Goal →
Using the records below, give the number of lines where the word "tomcat" appears, with no further output.
►
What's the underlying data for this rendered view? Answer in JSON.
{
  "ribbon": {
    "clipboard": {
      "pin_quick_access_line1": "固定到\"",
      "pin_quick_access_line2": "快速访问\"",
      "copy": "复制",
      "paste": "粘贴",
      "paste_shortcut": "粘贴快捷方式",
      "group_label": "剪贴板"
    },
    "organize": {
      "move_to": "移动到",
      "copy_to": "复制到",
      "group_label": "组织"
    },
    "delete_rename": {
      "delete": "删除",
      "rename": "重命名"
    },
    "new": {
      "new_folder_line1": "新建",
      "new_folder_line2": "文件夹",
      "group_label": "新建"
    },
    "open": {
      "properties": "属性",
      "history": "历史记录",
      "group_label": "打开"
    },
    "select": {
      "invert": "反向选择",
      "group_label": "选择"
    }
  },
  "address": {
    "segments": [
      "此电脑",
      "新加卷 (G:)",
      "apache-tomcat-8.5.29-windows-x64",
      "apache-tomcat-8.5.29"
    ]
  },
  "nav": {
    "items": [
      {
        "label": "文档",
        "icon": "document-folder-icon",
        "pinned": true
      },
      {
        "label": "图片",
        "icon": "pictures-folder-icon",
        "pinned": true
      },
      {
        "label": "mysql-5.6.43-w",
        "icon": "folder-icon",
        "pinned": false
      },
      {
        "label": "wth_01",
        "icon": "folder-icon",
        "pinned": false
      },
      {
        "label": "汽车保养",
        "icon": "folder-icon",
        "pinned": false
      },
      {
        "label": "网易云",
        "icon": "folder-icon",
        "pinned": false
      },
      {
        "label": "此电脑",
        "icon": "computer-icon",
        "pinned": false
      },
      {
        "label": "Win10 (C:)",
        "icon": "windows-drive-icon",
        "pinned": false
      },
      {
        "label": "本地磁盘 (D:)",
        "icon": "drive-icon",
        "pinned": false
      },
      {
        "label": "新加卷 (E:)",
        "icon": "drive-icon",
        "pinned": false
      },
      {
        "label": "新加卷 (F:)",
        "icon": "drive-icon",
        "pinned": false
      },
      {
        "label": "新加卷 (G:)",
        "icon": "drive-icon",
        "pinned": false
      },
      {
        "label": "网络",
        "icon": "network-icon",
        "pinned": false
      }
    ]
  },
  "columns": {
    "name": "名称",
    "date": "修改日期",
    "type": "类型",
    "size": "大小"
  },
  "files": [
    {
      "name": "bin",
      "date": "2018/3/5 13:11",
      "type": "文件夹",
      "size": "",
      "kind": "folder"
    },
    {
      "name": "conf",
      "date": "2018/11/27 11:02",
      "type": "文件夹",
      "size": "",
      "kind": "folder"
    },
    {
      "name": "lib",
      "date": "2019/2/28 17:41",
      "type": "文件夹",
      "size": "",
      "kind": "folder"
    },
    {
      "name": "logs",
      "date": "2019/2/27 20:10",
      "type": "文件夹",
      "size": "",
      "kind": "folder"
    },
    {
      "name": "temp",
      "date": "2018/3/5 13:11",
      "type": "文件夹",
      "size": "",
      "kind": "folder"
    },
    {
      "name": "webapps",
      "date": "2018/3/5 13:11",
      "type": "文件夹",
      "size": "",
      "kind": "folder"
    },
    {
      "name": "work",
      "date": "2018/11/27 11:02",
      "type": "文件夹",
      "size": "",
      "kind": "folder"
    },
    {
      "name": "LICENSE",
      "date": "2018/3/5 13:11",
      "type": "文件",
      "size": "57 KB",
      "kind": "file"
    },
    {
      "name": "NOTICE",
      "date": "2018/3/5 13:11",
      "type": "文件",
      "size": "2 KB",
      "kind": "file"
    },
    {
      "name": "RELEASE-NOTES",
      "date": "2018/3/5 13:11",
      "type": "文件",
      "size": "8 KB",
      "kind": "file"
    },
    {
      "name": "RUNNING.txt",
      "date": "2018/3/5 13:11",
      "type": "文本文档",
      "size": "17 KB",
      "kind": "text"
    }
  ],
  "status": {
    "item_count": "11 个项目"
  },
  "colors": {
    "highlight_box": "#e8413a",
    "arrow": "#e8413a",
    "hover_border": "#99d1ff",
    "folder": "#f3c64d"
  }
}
◄
Solution →
2